**Task goal**:
Print the data exactly as it is given, please.

----

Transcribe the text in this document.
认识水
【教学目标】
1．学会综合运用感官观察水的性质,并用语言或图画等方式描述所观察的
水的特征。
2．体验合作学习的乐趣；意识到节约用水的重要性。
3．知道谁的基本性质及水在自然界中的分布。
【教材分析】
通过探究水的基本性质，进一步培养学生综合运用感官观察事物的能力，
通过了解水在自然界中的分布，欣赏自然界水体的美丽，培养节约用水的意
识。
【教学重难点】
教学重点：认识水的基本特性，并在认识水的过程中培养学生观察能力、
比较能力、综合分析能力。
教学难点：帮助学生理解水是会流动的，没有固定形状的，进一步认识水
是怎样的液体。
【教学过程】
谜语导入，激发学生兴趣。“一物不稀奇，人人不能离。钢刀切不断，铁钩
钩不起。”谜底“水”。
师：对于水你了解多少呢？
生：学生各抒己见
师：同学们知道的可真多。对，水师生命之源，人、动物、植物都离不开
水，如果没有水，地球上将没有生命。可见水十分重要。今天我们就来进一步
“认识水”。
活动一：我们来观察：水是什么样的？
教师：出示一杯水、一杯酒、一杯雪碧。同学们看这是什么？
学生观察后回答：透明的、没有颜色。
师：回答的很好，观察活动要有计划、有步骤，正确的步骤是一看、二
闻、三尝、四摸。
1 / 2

----

**Full output**:
Transcribe the text in this document.
认识水
【教学目标】
1．学会综合运用感官观察水的性质,并用语言或图画等方式描述所观察的
水的特征。
2．体验合作学习的乐趣；意识到节约用水的重要性。
3．知道谁的基本性质及水在自然界中的分布。
【教材分析】
通过探究水的基本性质，进一步培养学生综合运用感官观察事物的能力，
通过了解水在自然界中的分布，欣赏自然界水体的美丽，培养节约用水的意
识。
【教学重难点】
教学重点：认识水的基本特性，并在认识水的过程中培养学生观察能力、
比较能力、综合分析能力。
教学难点：帮助学生理解水是会流动的，没有固定形状的，进一步认识水
是怎样的液体。
【教学过程】
谜语导入，激发学生兴趣。“一物不稀奇，人人不能离。钢刀切不断，铁钩
钩不起。”谜底“水”。
师：对于水你了解多少呢？
生：学生各抒己见
师：同学们知道的可真多。对，水师生命之源，人、动物、植物都离不开
水，如果没有水，地球上将没有生命。可见水十分重要。今天我们就来进一步
“认识水”。
活动一：我们来观察：水是什么样的？
教师：出示一杯水、一杯酒、一杯雪碧。同学们看这是什么？
学生观察后回答：透明的、没有颜色。
师：回答的很好，观察活动要有计划、有步骤，正确的步骤是一看、二
闻、三尝、四摸。
1 / 2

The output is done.